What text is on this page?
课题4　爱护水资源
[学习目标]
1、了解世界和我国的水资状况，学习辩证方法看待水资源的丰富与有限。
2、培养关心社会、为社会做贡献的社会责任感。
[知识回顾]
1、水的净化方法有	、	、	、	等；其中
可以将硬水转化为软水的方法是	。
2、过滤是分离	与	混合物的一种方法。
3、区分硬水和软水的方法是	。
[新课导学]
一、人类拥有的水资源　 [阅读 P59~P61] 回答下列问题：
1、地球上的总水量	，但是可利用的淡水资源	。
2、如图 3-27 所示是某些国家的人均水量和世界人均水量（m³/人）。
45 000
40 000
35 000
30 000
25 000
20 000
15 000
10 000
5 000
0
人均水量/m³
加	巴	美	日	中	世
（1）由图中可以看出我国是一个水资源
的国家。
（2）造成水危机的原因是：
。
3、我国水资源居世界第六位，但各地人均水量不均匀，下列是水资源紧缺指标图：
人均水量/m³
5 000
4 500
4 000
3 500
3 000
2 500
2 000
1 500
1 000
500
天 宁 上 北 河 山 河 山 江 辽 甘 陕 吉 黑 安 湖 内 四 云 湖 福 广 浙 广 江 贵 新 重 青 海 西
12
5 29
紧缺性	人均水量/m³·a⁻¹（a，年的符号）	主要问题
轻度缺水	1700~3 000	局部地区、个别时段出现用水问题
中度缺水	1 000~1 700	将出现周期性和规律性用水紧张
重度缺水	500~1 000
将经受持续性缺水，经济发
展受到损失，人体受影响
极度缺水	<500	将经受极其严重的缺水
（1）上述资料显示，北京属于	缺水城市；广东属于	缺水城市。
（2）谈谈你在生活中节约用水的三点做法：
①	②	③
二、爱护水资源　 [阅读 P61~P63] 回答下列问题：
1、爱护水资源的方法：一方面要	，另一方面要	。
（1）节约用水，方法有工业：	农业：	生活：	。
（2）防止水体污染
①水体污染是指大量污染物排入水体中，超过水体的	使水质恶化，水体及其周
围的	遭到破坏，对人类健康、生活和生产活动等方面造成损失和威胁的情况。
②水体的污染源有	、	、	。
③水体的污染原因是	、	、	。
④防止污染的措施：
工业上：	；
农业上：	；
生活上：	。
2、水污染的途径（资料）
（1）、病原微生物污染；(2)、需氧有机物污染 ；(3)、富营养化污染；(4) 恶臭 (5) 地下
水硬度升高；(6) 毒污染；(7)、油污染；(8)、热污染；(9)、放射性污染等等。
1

★ ★ ★ ★ ★ ★ ★

From the entries above, collect every line with the string "回答下列问题" in it.

一、人类拥有的水资源　 [阅读 P59~P61] 回答下列问题：
二、爱护水资源　 [阅读 P61~P63] 回答下列问题：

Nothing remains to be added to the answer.